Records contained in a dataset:
-*-*-

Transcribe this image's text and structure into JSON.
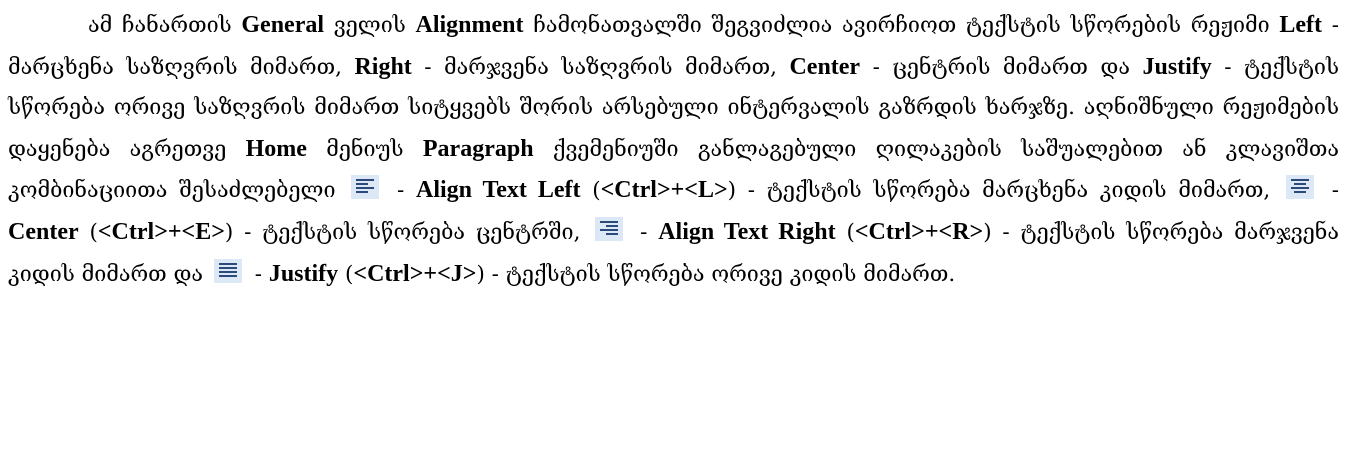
{
  "paragraph": {
    "t01": "ამ ჩანართის ",
    "k01": "General",
    "t02": " ველის ",
    "k02": "Alignment",
    "t03": " ჩამონათვალში შეგვიძლია ავირჩიოთ ტექსტის სწორების რეჟიმი ",
    "k03": "Left",
    "t04": " - მარცხენა საზღვრის მიმართ, ",
    "k04": "Right",
    "t05": " - მარჯვენა საზღვრის მიმართ, ",
    "k05": "Center",
    "t06": " - ცენტრის მიმართ და ",
    "k06": "Justify",
    "t07": " - ტექსტის სწორება ორივე საზღვრის მიმართ სიტყვებს შორის არსებული ინტერვალის გაზრდის ხარჯზე. აღნიშნული რეჟიმების დაყენება აგრეთვე ",
    "k07": "Home",
    "t08": " მენიუს ",
    "k08": "Paragraph",
    "t09": " ქვემენიუში განლაგებული ღილაკების საშუალებით ან კლავიშთა კომბინაციითა  შესაძლებელი ",
    "t10": " - ",
    "k09": "Align Text Left",
    "t11": " (",
    "k10": "<Ctrl>+<L>",
    "t12": ") - ტექსტის სწორება მარცხენა კიდის მიმართ, ",
    "t13": " - ",
    "k11": "Center",
    "t14": " (",
    "k12": "<Ctrl>+<E>",
    "t15": ") - ტექსტის სწორება ცენტრში, ",
    "t16": " - ",
    "k13": "Align Text Right",
    "t17": " (",
    "k14": "<Ctrl>+<R>",
    "t18": ") - ტექსტის სწორება მარჯვენა კიდის მიმართ და ",
    "t19": " - ",
    "k15": "Justify",
    "t20": " (",
    "k16": "<Ctrl>+<J>",
    "t21": ") - ტექსტის სწორება ორივე კიდის მიმართ."
  },
  "icons": {
    "align_left": "align-left-icon",
    "align_center": "align-center-icon",
    "align_right": "align-right-icon",
    "justify": "justify-icon",
    "icon_background": "#dce8f6",
    "icon_stroke": "#2b4a7a"
  }
}
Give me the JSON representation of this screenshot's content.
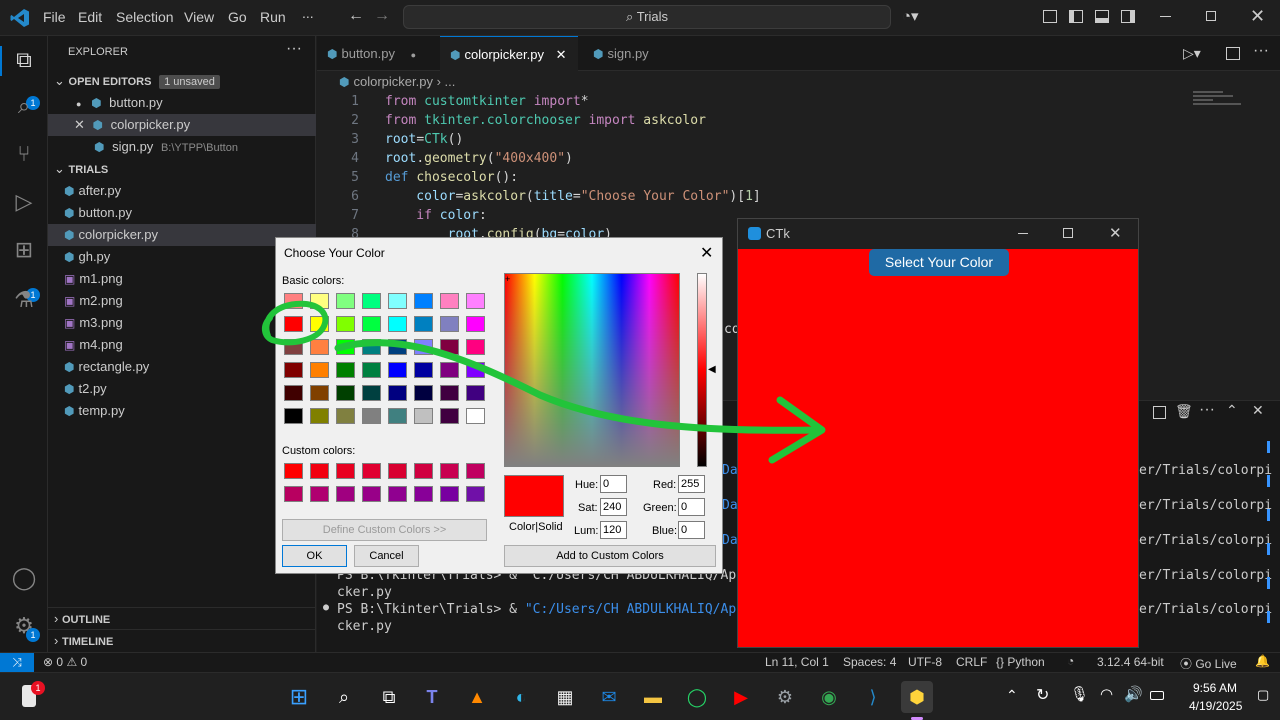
{
  "menu": [
    "File",
    "Edit",
    "Selection",
    "View",
    "Go",
    "Run",
    "..."
  ],
  "search": {
    "text": "Trials"
  },
  "sidebar": {
    "title": "EXPLORER",
    "open_editors": {
      "label": "OPEN EDITORS",
      "badge": "1 unsaved",
      "items": [
        {
          "name": "button.py",
          "path": ""
        },
        {
          "name": "colorpicker.py",
          "path": ""
        },
        {
          "name": "sign.py",
          "path": "B:\\YTPP\\Button"
        }
      ]
    },
    "trials": {
      "label": "TRIALS",
      "items": [
        "after.py",
        "button.py",
        "colorpicker.py",
        "gh.py",
        "m1.png",
        "m2.png",
        "m3.png",
        "m4.png",
        "rectangle.py",
        "t2.py",
        "temp.py"
      ]
    },
    "outline": "OUTLINE",
    "timeline": "TIMELINE"
  },
  "tabs": [
    "button.py",
    "colorpicker.py",
    "sign.py"
  ],
  "breadcrumb": {
    "file": "colorpicker.py",
    "rest": "..."
  },
  "code": {
    "line_numbers": [
      "1",
      "2",
      "3",
      "4",
      "5",
      "6",
      "7",
      "8"
    ],
    "l1": {
      "a": "from",
      "b": " customtkinter ",
      "c": "import",
      "d": "*"
    },
    "l2": {
      "a": "from",
      "b": " tkinter.colorchooser ",
      "c": "import",
      "d": " askcolor"
    },
    "l3": {
      "a": "root",
      "b": "=",
      "c": "CTk",
      "d": "()"
    },
    "l4": {
      "a": "root",
      "b": ".",
      "c": "geometry",
      "d": "(",
      "e": "\"400x400\"",
      "f": ")"
    },
    "l5": {
      "a": "def",
      "b": " ",
      "c": "chosecolor",
      "d": "():"
    },
    "l6": {
      "a": "    color",
      "b": "=",
      "c": "askcolor",
      "d": "(",
      "e": "title",
      "f": "=",
      "g": "\"Choose Your Color\"",
      "h": ")[",
      "i": "1",
      "j": "]"
    },
    "l7": {
      "a": "    if",
      "b": " ",
      "c": "color",
      "d": ":"
    },
    "l8": {
      "a": "        root",
      "b": ".",
      "c": "config",
      "d": "(",
      "e": "bg",
      "f": "=",
      "g": "color",
      "h": ")"
    },
    "frag_co": "co"
  },
  "terminal": {
    "right_lines": [
      "er/Trials/colorpi",
      "er/Trials/colorpi",
      "er/Trials/colorpi",
      "er/Trials/colorpi",
      "er/Trials/colorpi"
    ],
    "left_frags": [
      "Dat",
      "Dat",
      "Dat"
    ],
    "line_a": "PS B:\\Tkinter\\Trials> & \"C:/Users/CH ABDULKHALIQ/AppDat",
    "line_b": "cker.py",
    "line_c": "PS B:\\Tkinter\\Trials> & ",
    "line_c_str": "\"C:/Users/CH ABDULKHALIQ/AppDat",
    "line_d": "cker.py"
  },
  "status": {
    "errors": "0",
    "warnings": "0",
    "position": "Ln 11, Col 1",
    "spaces": "Spaces: 4",
    "encoding": "UTF-8",
    "eol": "CRLF",
    "language": "Python",
    "version": "3.12.4 64-bit",
    "golive": "Go Live"
  },
  "dialog": {
    "title": "Choose Your Color",
    "basic_label": "Basic colors:",
    "custom_label": "Custom colors:",
    "define_btn": "Define Custom Colors >>",
    "ok": "OK",
    "cancel": "Cancel",
    "add_btn": "Add to Custom Colors",
    "colorsolid": "Color|Solid",
    "hue_label": "Hue:",
    "hue": "0",
    "sat_label": "Sat:",
    "sat": "240",
    "lum_label": "Lum:",
    "lum": "120",
    "red_label": "Red:",
    "red": "255",
    "green_label": "Green:",
    "green": "0",
    "blue_label": "Blue:",
    "blue": "0",
    "basic_colors": [
      "#ff8080",
      "#ffff80",
      "#80ff80",
      "#00ff80",
      "#80ffff",
      "#0080ff",
      "#ff80c0",
      "#ff80ff",
      "#ff0000",
      "#ffff00",
      "#80ff00",
      "#00ff40",
      "#00ffff",
      "#0080c0",
      "#8080c0",
      "#ff00ff",
      "#804040",
      "#ff8040",
      "#00ff00",
      "#008080",
      "#004080",
      "#8080ff",
      "#800040",
      "#ff0080",
      "#800000",
      "#ff8000",
      "#008000",
      "#008040",
      "#0000ff",
      "#0000a0",
      "#800080",
      "#8000ff",
      "#400000",
      "#804000",
      "#004000",
      "#004040",
      "#000080",
      "#000040",
      "#400040",
      "#400080",
      "#000000",
      "#808000",
      "#808040",
      "#808080",
      "#408080",
      "#c0c0c0",
      "#400040",
      "#ffffff"
    ],
    "custom_colors": [
      "#ff0000",
      "#f20010",
      "#e80020",
      "#e00030",
      "#d80030",
      "#d00040",
      "#c80050",
      "#c00060",
      "#b80060",
      "#b00070",
      "#a00080",
      "#980088",
      "#900090",
      "#880098",
      "#7800a0",
      "#7010a8"
    ]
  },
  "ctk": {
    "title": "CTk",
    "button": "Select Your Color"
  },
  "taskbar": {
    "time": "9:56 AM",
    "date": "4/19/2025"
  }
}
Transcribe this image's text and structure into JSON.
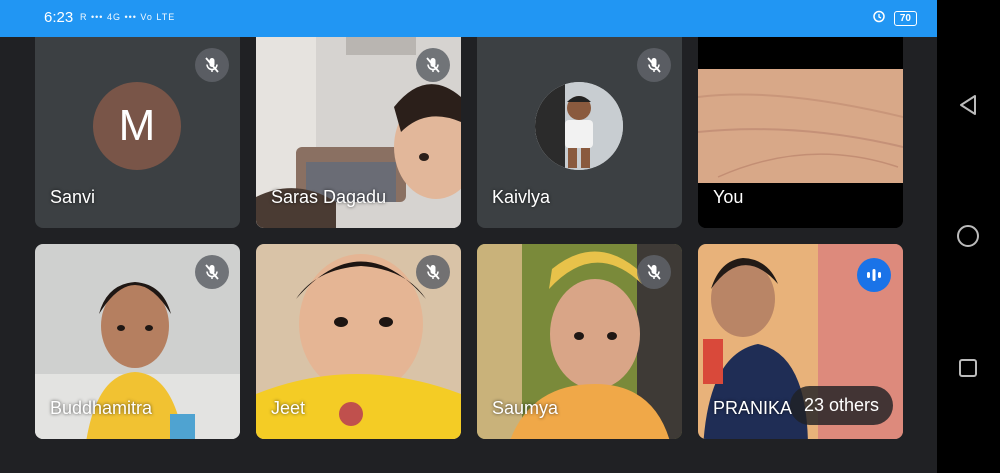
{
  "status_bar": {
    "time": "6:23",
    "network": "R ••• 4G ••• Vo LTE",
    "battery": "70"
  },
  "tiles": [
    {
      "name": "Sanvi",
      "avatar_letter": "M",
      "muted": true,
      "avatar_color": "#795548"
    },
    {
      "name": "Saras Dagadu",
      "muted": true
    },
    {
      "name": "Kaivlya",
      "muted": true
    },
    {
      "name": "You",
      "muted": false
    },
    {
      "name": "Buddhamitra",
      "muted": true
    },
    {
      "name": "Jeet",
      "muted": true
    },
    {
      "name": "Saumya",
      "muted": true
    },
    {
      "name": "PRANIKA",
      "speaking": true
    }
  ],
  "others_label": "23 others",
  "colors": {
    "status_bar": "#2196f3",
    "background": "#202124",
    "tile": "#3c4043",
    "speaking_indicator": "#1a73e8"
  }
}
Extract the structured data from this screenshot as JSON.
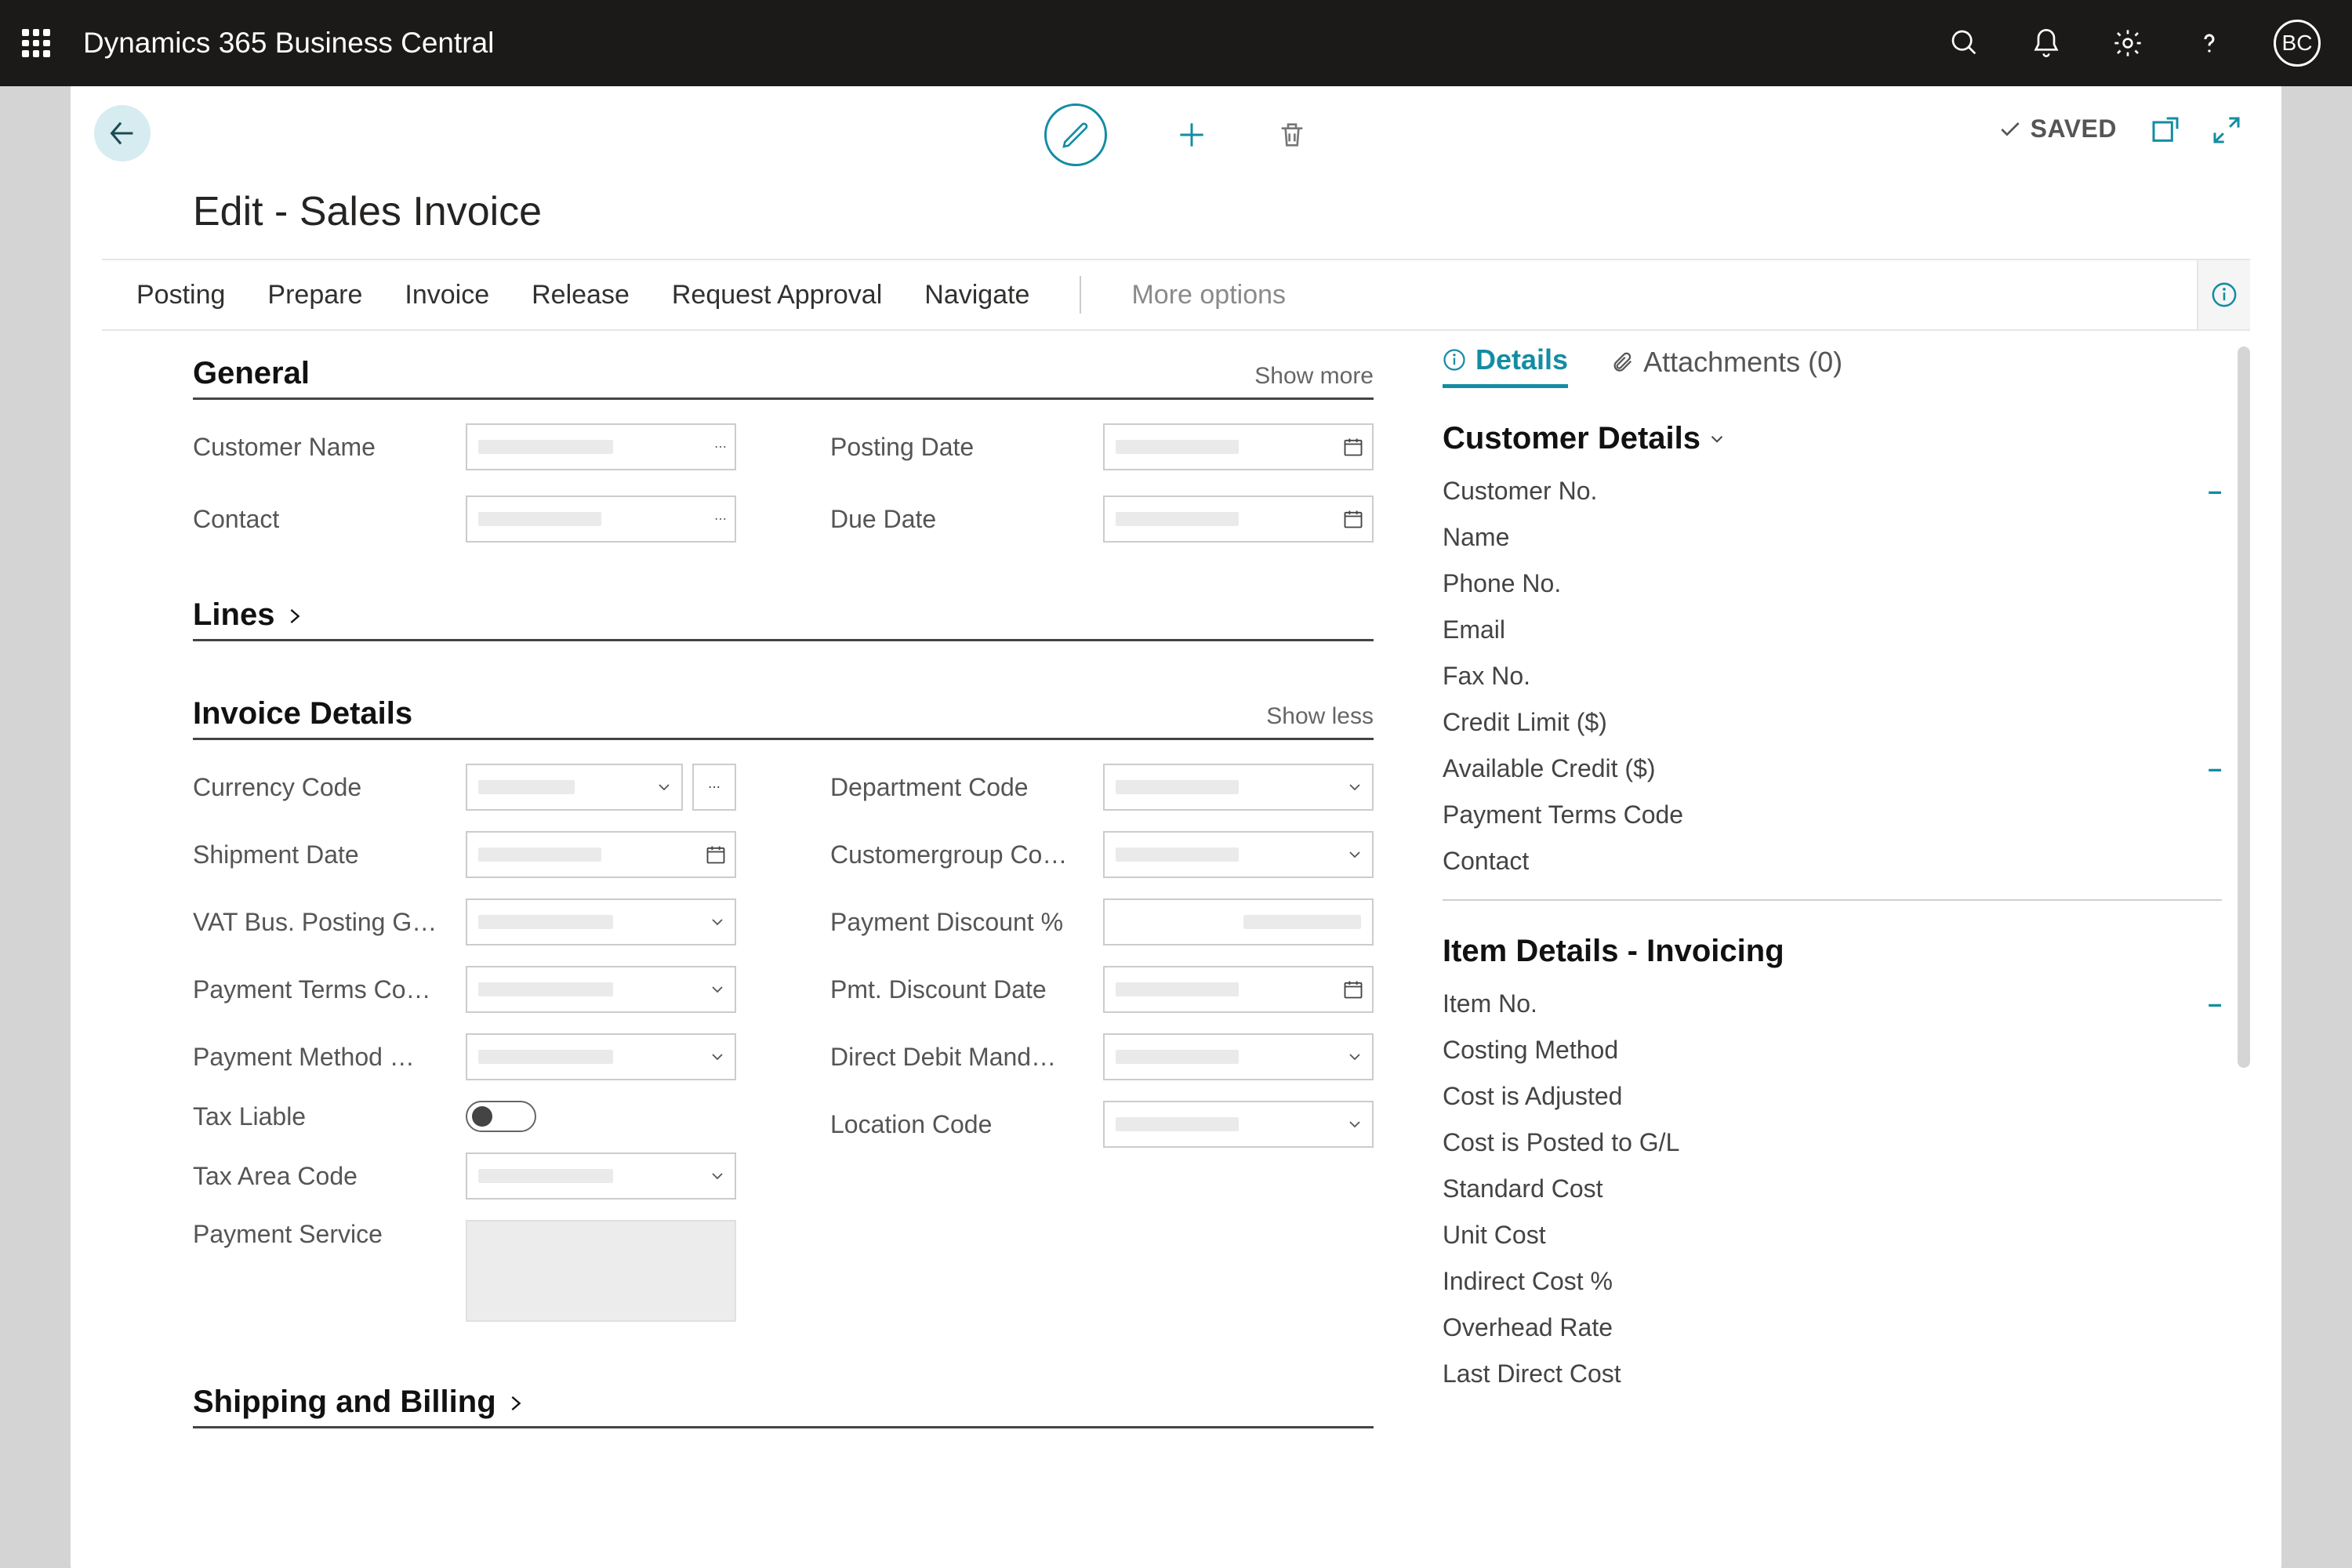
{
  "topbar": {
    "title": "Dynamics 365 Business Central",
    "avatar_initials": "BC"
  },
  "card": {
    "save_status": "SAVED",
    "page_title": "Edit - Sales Invoice"
  },
  "actions": {
    "items": [
      "Posting",
      "Prepare",
      "Invoice",
      "Release",
      "Request Approval",
      "Navigate"
    ],
    "more": "More options"
  },
  "sections": {
    "general": {
      "title": "General",
      "show_more": "Show more"
    },
    "lines": {
      "title": "Lines"
    },
    "invoice_details": {
      "title": "Invoice Details",
      "show_less": "Show less"
    },
    "shipping_billing": {
      "title": "Shipping and Billing"
    }
  },
  "fields_general": {
    "left": [
      {
        "label": "Customer Name",
        "kind": "lookup-ellipsis"
      },
      {
        "label": "Contact",
        "kind": "lookup-ellipsis"
      }
    ],
    "right": [
      {
        "label": "Posting Date",
        "kind": "date"
      },
      {
        "label": "Due Date",
        "kind": "date"
      }
    ]
  },
  "fields_invoice_details": {
    "left": [
      {
        "label": "Currency Code",
        "kind": "dropdown-plus-ellipsis"
      },
      {
        "label": "Shipment Date",
        "kind": "date"
      },
      {
        "label": "VAT Bus. Posting G…",
        "kind": "dropdown"
      },
      {
        "label": "Payment Terms Co…",
        "kind": "dropdown"
      },
      {
        "label": "Payment Method …",
        "kind": "dropdown"
      },
      {
        "label": "Tax Liable",
        "kind": "toggle"
      },
      {
        "label": "Tax Area Code",
        "kind": "dropdown"
      },
      {
        "label": "Payment Service",
        "kind": "disabled-area"
      }
    ],
    "right": [
      {
        "label": "Department Code",
        "kind": "dropdown"
      },
      {
        "label": "Customergroup Co…",
        "kind": "dropdown"
      },
      {
        "label": "Payment Discount %",
        "kind": "numeric-right"
      },
      {
        "label": "Pmt. Discount Date",
        "kind": "date"
      },
      {
        "label": "Direct Debit Mand…",
        "kind": "dropdown"
      },
      {
        "label": "Location Code",
        "kind": "dropdown"
      }
    ]
  },
  "factbox": {
    "tabs": {
      "details": "Details",
      "attachments": "Attachments (0)"
    },
    "customer_details": {
      "title": "Customer Details",
      "rows": [
        {
          "label": "Customer No.",
          "dash": true
        },
        {
          "label": "Name"
        },
        {
          "label": "Phone No."
        },
        {
          "label": "Email"
        },
        {
          "label": "Fax No."
        },
        {
          "label": "Credit Limit ($)"
        },
        {
          "label": "Available Credit ($)",
          "dash": true
        },
        {
          "label": "Payment Terms Code"
        },
        {
          "label": "Contact"
        }
      ]
    },
    "item_details": {
      "title": "Item Details - Invoicing",
      "rows": [
        {
          "label": "Item No.",
          "dash": true
        },
        {
          "label": "Costing Method"
        },
        {
          "label": "Cost is Adjusted"
        },
        {
          "label": "Cost is Posted to G/L"
        },
        {
          "label": "Standard Cost"
        },
        {
          "label": "Unit Cost"
        },
        {
          "label": "Indirect Cost %"
        },
        {
          "label": "Overhead Rate"
        },
        {
          "label": "Last Direct Cost"
        }
      ]
    }
  }
}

-*-*-

What needs to be done: Go through the records and show every line with the string "Method" in it.

Expected output:
        "label": "Payment Method …",
          "label": "Costing Method"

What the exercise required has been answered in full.